-------- Dataset extract --------
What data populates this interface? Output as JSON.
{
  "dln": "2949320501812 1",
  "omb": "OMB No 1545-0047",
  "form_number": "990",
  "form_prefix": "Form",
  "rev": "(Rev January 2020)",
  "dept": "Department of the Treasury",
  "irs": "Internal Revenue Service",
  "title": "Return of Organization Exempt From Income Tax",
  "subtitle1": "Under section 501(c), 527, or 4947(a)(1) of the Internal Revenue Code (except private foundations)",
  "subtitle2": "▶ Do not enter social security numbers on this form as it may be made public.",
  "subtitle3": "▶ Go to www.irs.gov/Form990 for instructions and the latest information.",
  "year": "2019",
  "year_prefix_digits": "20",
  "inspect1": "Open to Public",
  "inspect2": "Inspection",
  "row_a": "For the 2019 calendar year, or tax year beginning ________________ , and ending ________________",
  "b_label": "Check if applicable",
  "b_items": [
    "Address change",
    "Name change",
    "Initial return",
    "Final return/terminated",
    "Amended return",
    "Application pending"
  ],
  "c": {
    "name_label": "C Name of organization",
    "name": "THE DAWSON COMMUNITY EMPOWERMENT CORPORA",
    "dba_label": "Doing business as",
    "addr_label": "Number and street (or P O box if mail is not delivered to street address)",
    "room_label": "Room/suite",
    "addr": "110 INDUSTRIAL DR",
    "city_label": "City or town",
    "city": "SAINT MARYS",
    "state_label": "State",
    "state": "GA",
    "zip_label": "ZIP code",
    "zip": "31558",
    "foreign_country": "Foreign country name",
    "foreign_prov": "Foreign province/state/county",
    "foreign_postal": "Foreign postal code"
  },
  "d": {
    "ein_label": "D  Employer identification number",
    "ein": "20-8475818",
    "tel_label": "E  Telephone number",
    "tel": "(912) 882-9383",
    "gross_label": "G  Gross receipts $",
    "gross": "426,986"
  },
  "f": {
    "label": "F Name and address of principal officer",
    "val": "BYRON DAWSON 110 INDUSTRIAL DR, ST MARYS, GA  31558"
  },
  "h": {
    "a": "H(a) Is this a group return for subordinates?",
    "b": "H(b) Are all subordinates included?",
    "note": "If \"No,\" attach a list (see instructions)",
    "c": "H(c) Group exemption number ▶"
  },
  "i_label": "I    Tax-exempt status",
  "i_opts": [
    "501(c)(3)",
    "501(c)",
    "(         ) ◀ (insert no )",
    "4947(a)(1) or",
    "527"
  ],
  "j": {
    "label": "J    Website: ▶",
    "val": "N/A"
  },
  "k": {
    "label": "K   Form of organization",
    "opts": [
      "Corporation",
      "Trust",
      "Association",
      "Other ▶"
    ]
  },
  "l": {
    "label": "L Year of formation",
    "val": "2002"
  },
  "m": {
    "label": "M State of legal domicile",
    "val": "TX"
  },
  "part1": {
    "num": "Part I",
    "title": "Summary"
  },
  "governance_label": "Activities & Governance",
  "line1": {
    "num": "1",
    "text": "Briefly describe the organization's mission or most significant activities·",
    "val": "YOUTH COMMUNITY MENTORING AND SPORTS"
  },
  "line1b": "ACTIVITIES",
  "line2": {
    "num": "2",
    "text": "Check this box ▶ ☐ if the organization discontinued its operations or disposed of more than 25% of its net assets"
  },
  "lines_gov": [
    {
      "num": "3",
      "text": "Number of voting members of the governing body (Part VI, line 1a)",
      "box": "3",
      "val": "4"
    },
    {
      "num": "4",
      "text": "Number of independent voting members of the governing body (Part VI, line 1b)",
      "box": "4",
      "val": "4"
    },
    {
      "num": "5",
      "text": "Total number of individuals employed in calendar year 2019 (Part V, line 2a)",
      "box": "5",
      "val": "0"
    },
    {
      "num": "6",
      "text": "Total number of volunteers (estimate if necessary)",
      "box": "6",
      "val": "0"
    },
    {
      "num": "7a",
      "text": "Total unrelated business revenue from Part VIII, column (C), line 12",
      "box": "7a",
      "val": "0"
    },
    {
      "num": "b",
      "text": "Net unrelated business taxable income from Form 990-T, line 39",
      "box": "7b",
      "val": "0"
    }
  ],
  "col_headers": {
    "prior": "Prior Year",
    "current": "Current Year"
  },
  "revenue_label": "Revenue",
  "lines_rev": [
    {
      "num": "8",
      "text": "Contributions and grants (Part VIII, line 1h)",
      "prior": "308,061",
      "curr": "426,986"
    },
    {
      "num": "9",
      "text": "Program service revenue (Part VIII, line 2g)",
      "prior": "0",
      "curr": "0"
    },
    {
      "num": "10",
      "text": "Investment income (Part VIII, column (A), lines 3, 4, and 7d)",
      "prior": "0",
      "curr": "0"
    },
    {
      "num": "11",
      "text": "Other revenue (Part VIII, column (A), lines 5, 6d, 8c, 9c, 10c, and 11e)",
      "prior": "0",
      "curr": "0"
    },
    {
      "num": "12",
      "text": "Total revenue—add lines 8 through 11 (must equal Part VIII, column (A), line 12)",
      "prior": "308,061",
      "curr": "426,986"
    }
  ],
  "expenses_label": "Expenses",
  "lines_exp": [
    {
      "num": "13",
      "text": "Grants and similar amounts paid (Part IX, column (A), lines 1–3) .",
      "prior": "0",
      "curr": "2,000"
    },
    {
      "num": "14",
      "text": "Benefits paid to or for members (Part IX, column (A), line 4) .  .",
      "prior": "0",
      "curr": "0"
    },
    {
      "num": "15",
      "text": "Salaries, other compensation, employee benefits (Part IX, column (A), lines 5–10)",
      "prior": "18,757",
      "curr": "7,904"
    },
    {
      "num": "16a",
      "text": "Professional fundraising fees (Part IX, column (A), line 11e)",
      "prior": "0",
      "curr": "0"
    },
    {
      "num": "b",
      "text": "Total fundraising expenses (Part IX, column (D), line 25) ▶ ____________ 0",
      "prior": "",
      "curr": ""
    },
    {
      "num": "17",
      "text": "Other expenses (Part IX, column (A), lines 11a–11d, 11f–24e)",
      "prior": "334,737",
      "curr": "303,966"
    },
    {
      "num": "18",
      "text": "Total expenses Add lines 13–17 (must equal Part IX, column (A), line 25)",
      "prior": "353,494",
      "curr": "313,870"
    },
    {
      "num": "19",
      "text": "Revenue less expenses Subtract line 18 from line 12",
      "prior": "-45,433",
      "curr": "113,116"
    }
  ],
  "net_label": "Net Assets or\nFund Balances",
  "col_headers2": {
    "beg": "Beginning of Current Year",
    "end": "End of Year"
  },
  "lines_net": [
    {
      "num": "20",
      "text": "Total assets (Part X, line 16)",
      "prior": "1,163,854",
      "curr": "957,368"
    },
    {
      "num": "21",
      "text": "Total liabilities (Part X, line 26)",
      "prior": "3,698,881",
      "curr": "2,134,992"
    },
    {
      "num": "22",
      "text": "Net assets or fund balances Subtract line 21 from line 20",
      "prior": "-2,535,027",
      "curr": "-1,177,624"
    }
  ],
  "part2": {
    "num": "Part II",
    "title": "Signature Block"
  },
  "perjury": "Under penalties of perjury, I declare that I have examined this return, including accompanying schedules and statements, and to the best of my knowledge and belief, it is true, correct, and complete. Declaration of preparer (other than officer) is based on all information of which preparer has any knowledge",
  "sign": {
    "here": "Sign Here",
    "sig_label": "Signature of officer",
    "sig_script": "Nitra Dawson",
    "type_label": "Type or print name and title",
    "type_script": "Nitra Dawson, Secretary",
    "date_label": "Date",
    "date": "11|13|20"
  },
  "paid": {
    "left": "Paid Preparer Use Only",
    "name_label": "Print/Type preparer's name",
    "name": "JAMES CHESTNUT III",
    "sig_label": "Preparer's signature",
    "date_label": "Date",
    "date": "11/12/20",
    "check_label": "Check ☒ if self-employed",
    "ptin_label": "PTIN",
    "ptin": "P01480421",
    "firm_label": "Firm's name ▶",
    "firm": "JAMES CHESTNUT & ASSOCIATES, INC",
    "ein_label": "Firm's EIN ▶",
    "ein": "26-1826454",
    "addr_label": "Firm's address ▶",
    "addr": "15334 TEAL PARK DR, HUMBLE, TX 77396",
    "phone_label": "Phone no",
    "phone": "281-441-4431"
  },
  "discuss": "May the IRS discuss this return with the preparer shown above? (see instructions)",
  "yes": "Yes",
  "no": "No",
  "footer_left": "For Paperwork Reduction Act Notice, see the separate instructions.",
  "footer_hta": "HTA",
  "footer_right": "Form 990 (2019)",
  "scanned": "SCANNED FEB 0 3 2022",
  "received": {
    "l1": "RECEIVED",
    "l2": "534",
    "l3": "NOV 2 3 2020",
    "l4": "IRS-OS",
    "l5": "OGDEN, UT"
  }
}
--------
◆ Objective ◆
State the number of lines in the preceding entries that include the word "officer". Provide nothing else.

◆ The answer ◆
3